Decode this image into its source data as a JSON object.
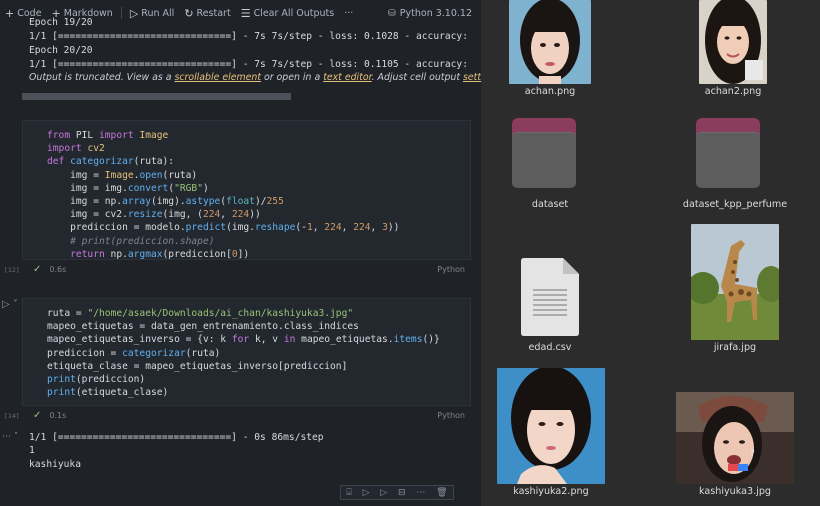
{
  "toolbar": {
    "code_label": "Code",
    "markdown_label": "Markdown",
    "run_all_label": "Run All",
    "restart_label": "Restart",
    "clear_outputs_label": "Clear All Outputs",
    "more_label": "···",
    "kernel_label": "Python 3.10.12"
  },
  "top_output": {
    "lines": [
      "Epoch 19/20",
      "1/1 [==============================] - 7s 7s/step - loss: 0.1028 - accuracy:",
      "Epoch 20/20",
      "1/1 [==============================] - 7s 7s/step - loss: 0.1105 - accuracy:"
    ],
    "truncated_prefix": "Output is truncated. View as a ",
    "scrollable_link": "scrollable element",
    "or_open": " or open in a ",
    "text_editor_link": "text editor",
    "adjust": ". Adjust cell output ",
    "settings_link": "settings",
    "ellipsis": "..."
  },
  "cell1": {
    "exec_count": "[12]",
    "time": "0.6s",
    "language": "Python"
  },
  "cell2": {
    "exec_count": "[14]",
    "time": "0.1s",
    "language": "Python"
  },
  "bottom_output": {
    "line1": "1/1 [==============================] - 0s 86ms/step",
    "line2": "1",
    "line3": "kashiyuka"
  },
  "files": {
    "achan": "achan.png",
    "achan2": "achan2.png",
    "dataset": "dataset",
    "dataset_kpp": "dataset_kpp_perfume",
    "edad": "edad.csv",
    "jirafa": "jirafa.jpg",
    "kashiyuka2": "kashiyuka2.png",
    "kashiyuka3": "kashiyuka3.jpg"
  },
  "colors": {
    "editor_bg": "#1f2227",
    "cell_bg": "#23272e",
    "files_bg": "#2c2c2c",
    "folder_tab": "#8a3d5c",
    "link": "#e5c07b"
  }
}
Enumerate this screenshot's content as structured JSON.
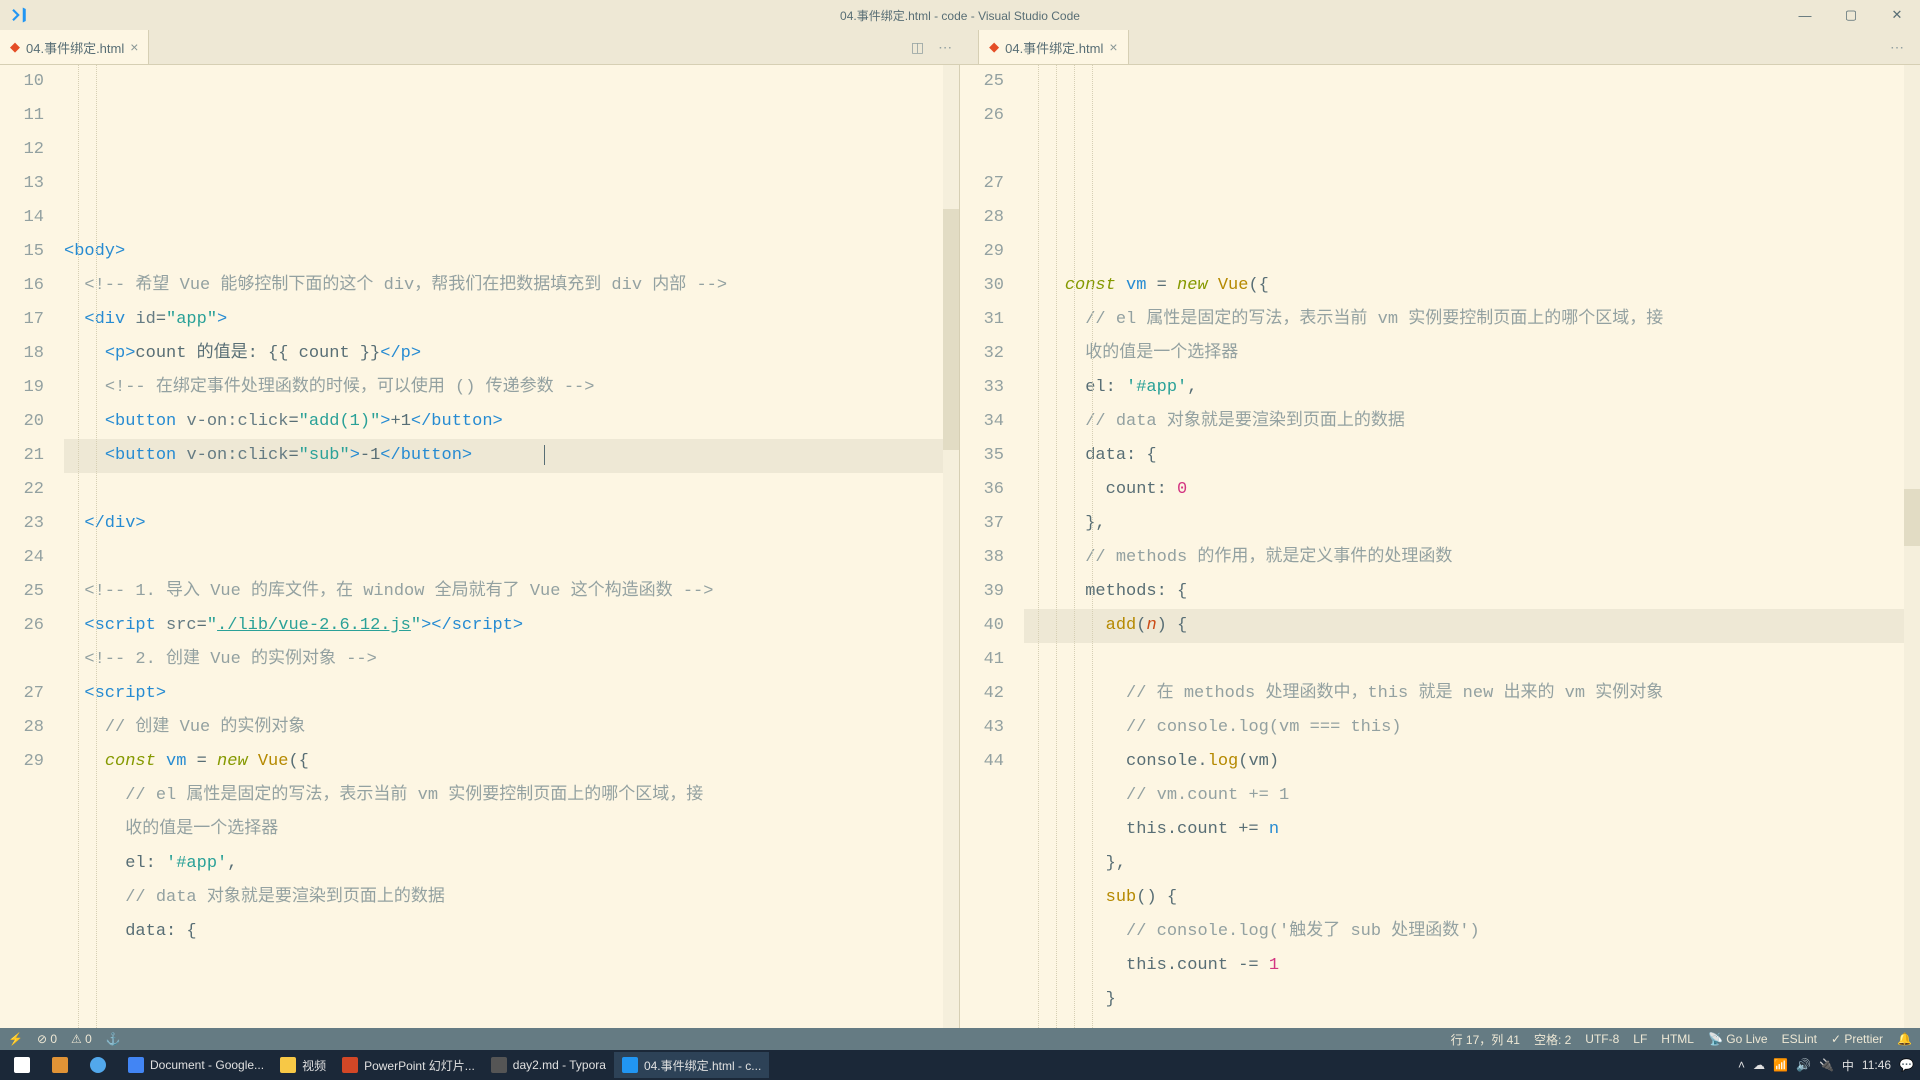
{
  "window": {
    "title": "04.事件绑定.html - code - Visual Studio Code"
  },
  "tabs": {
    "left": {
      "name": "04.事件绑定.html"
    },
    "right": {
      "name": "04.事件绑定.html"
    }
  },
  "left_pane": {
    "lines": [
      "10",
      "11",
      "12",
      "13",
      "14",
      "15",
      "16",
      "17",
      "18",
      "19",
      "20",
      "21",
      "22",
      "23",
      "24",
      "25",
      "26",
      "",
      "27",
      "28",
      "29"
    ],
    "code": [
      {
        "t": "blank"
      },
      {
        "t": "tag_open",
        "indent": 0,
        "name": "body"
      },
      {
        "t": "html_comm",
        "indent": 1,
        "text": "希望 Vue 能够控制下面的这个 div，帮我们在把数据填充到 div 内部"
      },
      {
        "t": "div_open",
        "indent": 1,
        "id": "app"
      },
      {
        "t": "p_count",
        "indent": 2,
        "text": "count 的值是: {{ count }}"
      },
      {
        "t": "html_comm",
        "indent": 2,
        "text": "在绑定事件处理函数的时候，可以使用 () 传递参数"
      },
      {
        "t": "button",
        "indent": 2,
        "event": "add(1)",
        "label": "+1"
      },
      {
        "t": "button",
        "indent": 2,
        "event": "sub",
        "label": "-1",
        "highlight": true,
        "cursor": true
      },
      {
        "t": "tag_close",
        "indent": 1,
        "name": "div"
      },
      {
        "t": "blank"
      },
      {
        "t": "html_comm",
        "indent": 1,
        "text": "1. 导入 Vue 的库文件，在 window 全局就有了 Vue 这个构造函数"
      },
      {
        "t": "script_src",
        "indent": 1,
        "src": "./lib/vue-2.6.12.js"
      },
      {
        "t": "html_comm",
        "indent": 1,
        "text": "2. 创建 Vue 的实例对象"
      },
      {
        "t": "tag_open",
        "indent": 1,
        "name": "script"
      },
      {
        "t": "js_comm",
        "indent": 2,
        "text": "创建 Vue 的实例对象"
      },
      {
        "t": "const_vue",
        "indent": 2
      },
      {
        "t": "js_comm",
        "indent": 3,
        "text": "el 属性是固定的写法，表示当前 vm 实例要控制页面上的哪个区域，接"
      },
      {
        "t": "js_comm_cont",
        "indent": 3,
        "text": "收的值是一个选择器"
      },
      {
        "t": "el",
        "indent": 3,
        "val": "#app"
      },
      {
        "t": "js_comm",
        "indent": 3,
        "text": "data 对象就是要渲染到页面上的数据"
      },
      {
        "t": "data_open",
        "indent": 3
      }
    ]
  },
  "right_pane": {
    "lines": [
      "25",
      "26",
      "",
      "27",
      "28",
      "29",
      "30",
      "31",
      "32",
      "33",
      "34",
      "35",
      "36",
      "37",
      "38",
      "39",
      "40",
      "41",
      "42",
      "43",
      "44"
    ],
    "code": [
      {
        "t": "const_vue",
        "indent": 2
      },
      {
        "t": "js_comm",
        "indent": 3,
        "text": "el 属性是固定的写法，表示当前 vm 实例要控制页面上的哪个区域，接"
      },
      {
        "t": "js_comm_cont",
        "indent": 3,
        "text": "收的值是一个选择器"
      },
      {
        "t": "el",
        "indent": 3,
        "val": "#app"
      },
      {
        "t": "js_comm",
        "indent": 3,
        "text": "data 对象就是要渲染到页面上的数据"
      },
      {
        "t": "obj_open",
        "indent": 3,
        "key": "data"
      },
      {
        "t": "kv_num",
        "indent": 4,
        "key": "count",
        "val": "0"
      },
      {
        "t": "obj_close_comma",
        "indent": 3
      },
      {
        "t": "js_comm",
        "indent": 3,
        "text": "methods 的作用，就是定义事件的处理函数"
      },
      {
        "t": "obj_open",
        "indent": 3,
        "key": "methods"
      },
      {
        "t": "fn_open",
        "indent": 4,
        "name": "add",
        "param": "n",
        "highlight": true
      },
      {
        "t": "js_comm",
        "indent": 5,
        "text": "在 methods 处理函数中，this 就是 new 出来的 vm 实例对象"
      },
      {
        "t": "js_comm",
        "indent": 5,
        "text": "console.log(vm === this)"
      },
      {
        "t": "console_log",
        "indent": 5,
        "arg": "vm"
      },
      {
        "t": "js_comm",
        "indent": 5,
        "text": "vm.count += 1"
      },
      {
        "t": "stmt",
        "indent": 5,
        "text": "this.count += n"
      },
      {
        "t": "obj_close_comma",
        "indent": 4
      },
      {
        "t": "fn_open",
        "indent": 4,
        "name": "sub",
        "param": ""
      },
      {
        "t": "js_comm",
        "indent": 5,
        "text": "console.log('触发了 sub 处理函数')"
      },
      {
        "t": "stmt",
        "indent": 5,
        "text": "this.count -= 1"
      },
      {
        "t": "brace_close",
        "indent": 4
      }
    ]
  },
  "status": {
    "errors": "0",
    "warnings": "0",
    "ln_col": "行 17，列 41",
    "spaces": "空格: 2",
    "encoding": "UTF-8",
    "eol": "LF",
    "lang": "HTML",
    "golive": "Go Live",
    "eslint": "ESLint",
    "prettier": "Prettier"
  },
  "taskbar": {
    "items": [
      {
        "label": "Document - Google...",
        "active": false
      },
      {
        "label": "视频",
        "active": false
      },
      {
        "label": "PowerPoint 幻灯片...",
        "active": false
      },
      {
        "label": "day2.md - Typora",
        "active": false
      },
      {
        "label": "04.事件绑定.html - c...",
        "active": true
      }
    ],
    "time": "11:46"
  }
}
-----
OBJECTIVE :: Transcribe the full listing above exactly as it stands, minus the pictures.

ANSWER FOR THIS EXERCISE ::
Decode this image into its source data as a JSON object.
{
  "toolbar": {
    "code_label": "Code",
    "markdown_label": "Markdown",
    "run_all_label": "Run All",
    "restart_label": "Restart",
    "clear_outputs_label": "Clear All Outputs",
    "more_label": "···",
    "kernel_label": "Python 3.10.12"
  },
  "top_output": {
    "lines": [
      "Epoch 19/20",
      "1/1 [==============================] - 7s 7s/step - loss: 0.1028 - accuracy:",
      "Epoch 20/20",
      "1/1 [==============================] - 7s 7s/step - loss: 0.1105 - accuracy:"
    ],
    "truncated_prefix": "Output is truncated. View as a ",
    "scrollable_link": "scrollable element",
    "or_open": " or open in a ",
    "text_editor_link": "text editor",
    "adjust": ". Adjust cell output ",
    "settings_link": "settings",
    "ellipsis": "..."
  },
  "cell1": {
    "exec_count": "[12]",
    "time": "0.6s",
    "language": "Python"
  },
  "cell2": {
    "exec_count": "[14]",
    "time": "0.1s",
    "language": "Python"
  },
  "bottom_output": {
    "line1": "1/1 [==============================] - 0s 86ms/step",
    "line2": "1",
    "line3": "kashiyuka"
  },
  "files": {
    "achan": "achan.png",
    "achan2": "achan2.png",
    "dataset": "dataset",
    "dataset_kpp": "dataset_kpp_perfume",
    "edad": "edad.csv",
    "jirafa": "jirafa.jpg",
    "kashiyuka2": "kashiyuka2.png",
    "kashiyuka3": "kashiyuka3.jpg"
  },
  "colors": {
    "editor_bg": "#1f2227",
    "cell_bg": "#23272e",
    "files_bg": "#2c2c2c",
    "folder_tab": "#8a3d5c",
    "link": "#e5c07b"
  }
}
Enumerate this screenshot's content as structured JSON.
{
  "window": {
    "title": "04.事件绑定.html - code - Visual Studio Code"
  },
  "tabs": {
    "left": {
      "name": "04.事件绑定.html"
    },
    "right": {
      "name": "04.事件绑定.html"
    }
  },
  "left_pane": {
    "lines": [
      "10",
      "11",
      "12",
      "13",
      "14",
      "15",
      "16",
      "17",
      "18",
      "19",
      "20",
      "21",
      "22",
      "23",
      "24",
      "25",
      "26",
      "",
      "27",
      "28",
      "29"
    ],
    "code": [
      {
        "t": "blank"
      },
      {
        "t": "tag_open",
        "indent": 0,
        "name": "body"
      },
      {
        "t": "html_comm",
        "indent": 1,
        "text": "希望 Vue 能够控制下面的这个 div，帮我们在把数据填充到 div 内部"
      },
      {
        "t": "div_open",
        "indent": 1,
        "id": "app"
      },
      {
        "t": "p_count",
        "indent": 2,
        "text": "count 的值是: {{ count }}"
      },
      {
        "t": "html_comm",
        "indent": 2,
        "text": "在绑定事件处理函数的时候，可以使用 () 传递参数"
      },
      {
        "t": "button",
        "indent": 2,
        "event": "add(1)",
        "label": "+1"
      },
      {
        "t": "button",
        "indent": 2,
        "event": "sub",
        "label": "-1",
        "highlight": true,
        "cursor": true
      },
      {
        "t": "tag_close",
        "indent": 1,
        "name": "div"
      },
      {
        "t": "blank"
      },
      {
        "t": "html_comm",
        "indent": 1,
        "text": "1. 导入 Vue 的库文件，在 window 全局就有了 Vue 这个构造函数"
      },
      {
        "t": "script_src",
        "indent": 1,
        "src": "./lib/vue-2.6.12.js"
      },
      {
        "t": "html_comm",
        "indent": 1,
        "text": "2. 创建 Vue 的实例对象"
      },
      {
        "t": "tag_open",
        "indent": 1,
        "name": "script"
      },
      {
        "t": "js_comm",
        "indent": 2,
        "text": "创建 Vue 的实例对象"
      },
      {
        "t": "const_vue",
        "indent": 2
      },
      {
        "t": "js_comm",
        "indent": 3,
        "text": "el 属性是固定的写法，表示当前 vm 实例要控制页面上的哪个区域，接"
      },
      {
        "t": "js_comm_cont",
        "indent": 3,
        "text": "收的值是一个选择器"
      },
      {
        "t": "el",
        "indent": 3,
        "val": "#app"
      },
      {
        "t": "js_comm",
        "indent": 3,
        "text": "data 对象就是要渲染到页面上的数据"
      },
      {
        "t": "data_open",
        "indent": 3
      }
    ]
  },
  "right_pane": {
    "lines": [
      "25",
      "26",
      "",
      "27",
      "28",
      "29",
      "30",
      "31",
      "32",
      "33",
      "34",
      "35",
      "36",
      "37",
      "38",
      "39",
      "40",
      "41",
      "42",
      "43",
      "44"
    ],
    "code": [
      {
        "t": "const_vue",
        "indent": 2
      },
      {
        "t": "js_comm",
        "indent": 3,
        "text": "el 属性是固定的写法，表示当前 vm 实例要控制页面上的哪个区域，接"
      },
      {
        "t": "js_comm_cont",
        "indent": 3,
        "text": "收的值是一个选择器"
      },
      {
        "t": "el",
        "indent": 3,
        "val": "#app"
      },
      {
        "t": "js_comm",
        "indent": 3,
        "text": "data 对象就是要渲染到页面上的数据"
      },
      {
        "t": "obj_open",
        "indent": 3,
        "key": "data"
      },
      {
        "t": "kv_num",
        "indent": 4,
        "key": "count",
        "val": "0"
      },
      {
        "t": "obj_close_comma",
        "indent": 3
      },
      {
        "t": "js_comm",
        "indent": 3,
        "text": "methods 的作用，就是定义事件的处理函数"
      },
      {
        "t": "obj_open",
        "indent": 3,
        "key": "methods"
      },
      {
        "t": "fn_open",
        "indent": 4,
        "name": "add",
        "param": "n",
        "highlight": true
      },
      {
        "t": "js_comm",
        "indent": 5,
        "text": "在 methods 处理函数中，this 就是 new 出来的 vm 实例对象"
      },
      {
        "t": "js_comm",
        "indent": 5,
        "text": "console.log(vm === this)"
      },
      {
        "t": "console_log",
        "indent": 5,
        "arg": "vm"
      },
      {
        "t": "js_comm",
        "indent": 5,
        "text": "vm.count += 1"
      },
      {
        "t": "stmt",
        "indent": 5,
        "text": "this.count += n"
      },
      {
        "t": "obj_close_comma",
        "indent": 4
      },
      {
        "t": "fn_open",
        "indent": 4,
        "name": "sub",
        "param": ""
      },
      {
        "t": "js_comm",
        "indent": 5,
        "text": "console.log('触发了 sub 处理函数')"
      },
      {
        "t": "stmt",
        "indent": 5,
        "text": "this.count -= 1"
      },
      {
        "t": "brace_close",
        "indent": 4
      }
    ]
  },
  "status": {
    "errors": "0",
    "warnings": "0",
    "ln_col": "行 17，列 41",
    "spaces": "空格: 2",
    "encoding": "UTF-8",
    "eol": "LF",
    "lang": "HTML",
    "golive": "Go Live",
    "eslint": "ESLint",
    "prettier": "Prettier"
  },
  "taskbar": {
    "items": [
      {
        "label": "Document - Google...",
        "active": false
      },
      {
        "label": "视频",
        "active": false
      },
      {
        "label": "PowerPoint 幻灯片...",
        "active": false
      },
      {
        "label": "day2.md - Typora",
        "active": false
      },
      {
        "label": "04.事件绑定.html - c...",
        "active": true
      }
    ],
    "time": "11:46"
  }
}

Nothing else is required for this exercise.